Given instruction: Extract each line of the data below exactly as written.

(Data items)
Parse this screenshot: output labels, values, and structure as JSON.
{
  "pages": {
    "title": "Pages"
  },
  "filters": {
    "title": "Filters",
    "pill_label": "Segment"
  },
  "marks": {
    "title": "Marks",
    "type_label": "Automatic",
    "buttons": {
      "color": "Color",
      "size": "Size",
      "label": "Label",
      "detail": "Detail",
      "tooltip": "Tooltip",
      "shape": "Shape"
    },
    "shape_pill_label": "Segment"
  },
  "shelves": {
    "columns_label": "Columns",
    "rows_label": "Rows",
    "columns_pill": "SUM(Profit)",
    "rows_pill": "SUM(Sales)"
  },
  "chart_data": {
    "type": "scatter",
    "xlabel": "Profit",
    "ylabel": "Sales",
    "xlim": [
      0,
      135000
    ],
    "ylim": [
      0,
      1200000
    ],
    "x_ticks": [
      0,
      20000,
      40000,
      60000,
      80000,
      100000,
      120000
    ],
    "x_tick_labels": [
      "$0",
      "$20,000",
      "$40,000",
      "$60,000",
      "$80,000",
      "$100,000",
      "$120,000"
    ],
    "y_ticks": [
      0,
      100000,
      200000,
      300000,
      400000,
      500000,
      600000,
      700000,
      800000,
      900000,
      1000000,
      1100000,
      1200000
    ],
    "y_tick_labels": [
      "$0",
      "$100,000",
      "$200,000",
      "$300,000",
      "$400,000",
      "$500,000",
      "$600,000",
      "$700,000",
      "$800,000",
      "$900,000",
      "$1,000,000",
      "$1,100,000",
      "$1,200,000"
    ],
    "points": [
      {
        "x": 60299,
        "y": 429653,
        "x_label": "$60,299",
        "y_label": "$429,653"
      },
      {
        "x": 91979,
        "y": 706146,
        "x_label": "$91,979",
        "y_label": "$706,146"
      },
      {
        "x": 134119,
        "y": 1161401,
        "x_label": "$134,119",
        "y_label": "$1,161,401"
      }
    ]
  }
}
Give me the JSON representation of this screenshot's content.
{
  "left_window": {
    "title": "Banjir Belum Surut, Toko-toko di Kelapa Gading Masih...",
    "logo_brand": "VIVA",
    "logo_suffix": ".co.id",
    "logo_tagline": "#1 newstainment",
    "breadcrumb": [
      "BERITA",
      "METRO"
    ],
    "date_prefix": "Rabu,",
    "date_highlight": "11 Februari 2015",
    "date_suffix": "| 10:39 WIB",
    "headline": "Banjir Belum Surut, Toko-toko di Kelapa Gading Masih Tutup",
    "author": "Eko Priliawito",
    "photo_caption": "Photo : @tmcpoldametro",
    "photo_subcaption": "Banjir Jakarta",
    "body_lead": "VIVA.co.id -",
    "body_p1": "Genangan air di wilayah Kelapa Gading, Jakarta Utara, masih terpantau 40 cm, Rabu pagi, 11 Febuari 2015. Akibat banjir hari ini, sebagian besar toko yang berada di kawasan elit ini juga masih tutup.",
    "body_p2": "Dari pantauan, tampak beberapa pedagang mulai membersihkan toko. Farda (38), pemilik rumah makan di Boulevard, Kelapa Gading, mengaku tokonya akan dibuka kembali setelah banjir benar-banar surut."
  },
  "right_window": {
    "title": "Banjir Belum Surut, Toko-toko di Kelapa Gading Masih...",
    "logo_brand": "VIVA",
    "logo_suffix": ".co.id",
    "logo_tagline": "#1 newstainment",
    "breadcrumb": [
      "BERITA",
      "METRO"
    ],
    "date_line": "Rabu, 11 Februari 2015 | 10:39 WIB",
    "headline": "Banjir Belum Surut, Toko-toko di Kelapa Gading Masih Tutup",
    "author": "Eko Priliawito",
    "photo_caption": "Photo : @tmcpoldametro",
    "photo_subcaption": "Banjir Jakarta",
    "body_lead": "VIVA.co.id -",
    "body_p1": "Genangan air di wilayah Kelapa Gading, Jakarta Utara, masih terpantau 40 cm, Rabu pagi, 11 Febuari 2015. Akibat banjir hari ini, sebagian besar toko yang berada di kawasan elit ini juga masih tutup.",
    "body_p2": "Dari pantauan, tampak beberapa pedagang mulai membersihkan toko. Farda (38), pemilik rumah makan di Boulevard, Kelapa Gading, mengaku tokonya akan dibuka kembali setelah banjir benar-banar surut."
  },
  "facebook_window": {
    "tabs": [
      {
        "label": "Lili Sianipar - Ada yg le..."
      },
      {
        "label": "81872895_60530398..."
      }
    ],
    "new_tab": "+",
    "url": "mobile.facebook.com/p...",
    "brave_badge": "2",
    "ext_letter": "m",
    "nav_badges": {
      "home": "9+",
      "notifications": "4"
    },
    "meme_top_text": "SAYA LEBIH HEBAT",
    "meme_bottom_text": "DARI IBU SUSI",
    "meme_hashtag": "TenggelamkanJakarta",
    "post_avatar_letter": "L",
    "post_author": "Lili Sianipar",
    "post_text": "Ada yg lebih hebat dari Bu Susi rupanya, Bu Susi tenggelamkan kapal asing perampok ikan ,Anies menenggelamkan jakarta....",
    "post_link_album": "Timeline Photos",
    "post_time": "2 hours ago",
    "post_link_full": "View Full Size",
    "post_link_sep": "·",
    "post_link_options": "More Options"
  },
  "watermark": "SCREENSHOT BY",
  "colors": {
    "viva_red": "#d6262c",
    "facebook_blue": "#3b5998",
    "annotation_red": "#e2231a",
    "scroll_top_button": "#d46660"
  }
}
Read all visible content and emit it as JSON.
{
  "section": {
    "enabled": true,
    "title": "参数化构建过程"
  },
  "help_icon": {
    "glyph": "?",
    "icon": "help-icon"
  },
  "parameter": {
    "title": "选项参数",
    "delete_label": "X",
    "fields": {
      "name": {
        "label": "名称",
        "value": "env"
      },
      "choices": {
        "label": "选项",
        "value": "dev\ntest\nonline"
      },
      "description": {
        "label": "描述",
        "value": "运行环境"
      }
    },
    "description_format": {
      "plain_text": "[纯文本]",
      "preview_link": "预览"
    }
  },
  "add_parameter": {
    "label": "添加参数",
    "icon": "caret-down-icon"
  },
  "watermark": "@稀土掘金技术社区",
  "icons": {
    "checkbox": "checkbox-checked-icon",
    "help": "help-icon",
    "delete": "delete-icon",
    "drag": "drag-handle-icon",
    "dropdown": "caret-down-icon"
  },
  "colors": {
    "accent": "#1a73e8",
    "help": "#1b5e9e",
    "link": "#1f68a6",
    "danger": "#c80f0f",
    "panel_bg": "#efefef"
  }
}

Result of this task:
Parse this screenshot: output labels, values, and structure as JSON.
{
  "pages": {
    "title": "Pages"
  },
  "filters": {
    "title": "Filters",
    "pill_label": "Segment"
  },
  "marks": {
    "title": "Marks",
    "type_label": "Automatic",
    "buttons": {
      "color": "Color",
      "size": "Size",
      "label": "Label",
      "detail": "Detail",
      "tooltip": "Tooltip",
      "shape": "Shape"
    },
    "shape_pill_label": "Segment"
  },
  "shelves": {
    "columns_label": "Columns",
    "rows_label": "Rows",
    "columns_pill": "SUM(Profit)",
    "rows_pill": "SUM(Sales)"
  },
  "chart_data": {
    "type": "scatter",
    "xlabel": "Profit",
    "ylabel": "Sales",
    "xlim": [
      0,
      135000
    ],
    "ylim": [
      0,
      1200000
    ],
    "x_ticks": [
      0,
      20000,
      40000,
      60000,
      80000,
      100000,
      120000
    ],
    "x_tick_labels": [
      "$0",
      "$20,000",
      "$40,000",
      "$60,000",
      "$80,000",
      "$100,000",
      "$120,000"
    ],
    "y_ticks": [
      0,
      100000,
      200000,
      300000,
      400000,
      500000,
      600000,
      700000,
      800000,
      900000,
      1000000,
      1100000,
      1200000
    ],
    "y_tick_labels": [
      "$0",
      "$100,000",
      "$200,000",
      "$300,000",
      "$400,000",
      "$500,000",
      "$600,000",
      "$700,000",
      "$800,000",
      "$900,000",
      "$1,000,000",
      "$1,100,000",
      "$1,200,000"
    ],
    "points": [
      {
        "x": 60299,
        "y": 429653,
        "x_label": "$60,299",
        "y_label": "$429,653"
      },
      {
        "x": 91979,
        "y": 706146,
        "x_label": "$91,979",
        "y_label": "$706,146"
      },
      {
        "x": 134119,
        "y": 1161401,
        "x_label": "$134,119",
        "y_label": "$1,161,401"
      }
    ]
  }
}
Give me the JSON representation of this screenshot's content.
{
  "left_window": {
    "title": "Banjir Belum Surut, Toko-toko di Kelapa Gading Masih...",
    "logo_brand": "VIVA",
    "logo_suffix": ".co.id",
    "logo_tagline": "#1 newstainment",
    "breadcrumb": [
      "BERITA",
      "METRO"
    ],
    "date_prefix": "Rabu,",
    "date_highlight": "11 Februari 2015",
    "date_suffix": "| 10:39 WIB",
    "headline": "Banjir Belum Surut, Toko-toko di Kelapa Gading Masih Tutup",
    "author": "Eko Priliawito",
    "photo_caption": "Photo : @tmcpoldametro",
    "photo_subcaption": "Banjir Jakarta",
    "body_lead": "VIVA.co.id -",
    "body_p1": "Genangan air di wilayah Kelapa Gading, Jakarta Utara, masih terpantau 40 cm, Rabu pagi, 11 Febuari 2015. Akibat banjir hari ini, sebagian besar toko yang berada di kawasan elit ini juga masih tutup.",
    "body_p2": "Dari pantauan, tampak beberapa pedagang mulai membersihkan toko. Farda (38), pemilik rumah makan di Boulevard, Kelapa Gading, mengaku tokonya akan dibuka kembali setelah banjir benar-banar surut."
  },
  "right_window": {
    "title": "Banjir Belum Surut, Toko-toko di Kelapa Gading Masih...",
    "logo_brand": "VIVA",
    "logo_suffix": ".co.id",
    "logo_tagline": "#1 newstainment",
    "breadcrumb": [
      "BERITA",
      "METRO"
    ],
    "date_line": "Rabu, 11 Februari 2015 | 10:39 WIB",
    "headline": "Banjir Belum Surut, Toko-toko di Kelapa Gading Masih Tutup",
    "author": "Eko Priliawito",
    "photo_caption": "Photo : @tmcpoldametro",
    "photo_subcaption": "Banjir Jakarta",
    "body_lead": "VIVA.co.id -",
    "body_p1": "Genangan air di wilayah Kelapa Gading, Jakarta Utara, masih terpantau 40 cm, Rabu pagi, 11 Febuari 2015. Akibat banjir hari ini, sebagian besar toko yang berada di kawasan elit ini juga masih tutup.",
    "body_p2": "Dari pantauan, tampak beberapa pedagang mulai membersihkan toko. Farda (38), pemilik rumah makan di Boulevard, Kelapa Gading, mengaku tokonya akan dibuka kembali setelah banjir benar-banar surut."
  },
  "facebook_window": {
    "tabs": [
      {
        "label": "Lili Sianipar - Ada yg le..."
      },
      {
        "label": "81872895_60530398..."
      }
    ],
    "new_tab": "+",
    "url": "mobile.facebook.com/p...",
    "brave_badge": "2",
    "ext_letter": "m",
    "nav_badges": {
      "home": "9+",
      "notifications": "4"
    },
    "meme_top_text": "SAYA LEBIH HEBAT",
    "meme_bottom_text": "DARI IBU SUSI",
    "meme_hashtag": "TenggelamkanJakarta",
    "post_avatar_letter": "L",
    "post_author": "Lili Sianipar",
    "post_text": "Ada yg lebih hebat dari Bu Susi rupanya, Bu Susi tenggelamkan kapal asing perampok ikan ,Anies menenggelamkan jakarta....",
    "post_link_album": "Timeline Photos",
    "post_time": "2 hours ago",
    "post_link_full": "View Full Size",
    "post_link_sep": "·",
    "post_link_options": "More Options"
  },
  "watermark": "SCREENSHOT BY",
  "colors": {
    "viva_red": "#d6262c",
    "facebook_blue": "#3b5998",
    "annotation_red": "#e2231a",
    "scroll_top_button": "#d46660"
  }
}
Read all visible content and emit it as JSON.
{
  "section": {
    "enabled": true,
    "title": "参数化构建过程"
  },
  "help_icon": {
    "glyph": "?",
    "icon": "help-icon"
  },
  "parameter": {
    "title": "选项参数",
    "delete_label": "X",
    "fields": {
      "name": {
        "label": "名称",
        "value": "env"
      },
      "choices": {
        "label": "选项",
        "value": "dev\ntest\nonline"
      },
      "description": {
        "label": "描述",
        "value": "运行环境"
      }
    },
    "description_format": {
      "plain_text": "[纯文本]",
      "preview_link": "预览"
    }
  },
  "add_parameter": {
    "label": "添加参数",
    "icon": "caret-down-icon"
  },
  "watermark": "@稀土掘金技术社区",
  "icons": {
    "checkbox": "checkbox-checked-icon",
    "help": "help-icon",
    "delete": "delete-icon",
    "drag": "drag-handle-icon",
    "dropdown": "caret-down-icon"
  },
  "colors": {
    "accent": "#1a73e8",
    "help": "#1b5e9e",
    "link": "#1f68a6",
    "danger": "#c80f0f",
    "panel_bg": "#efefef"
  }
}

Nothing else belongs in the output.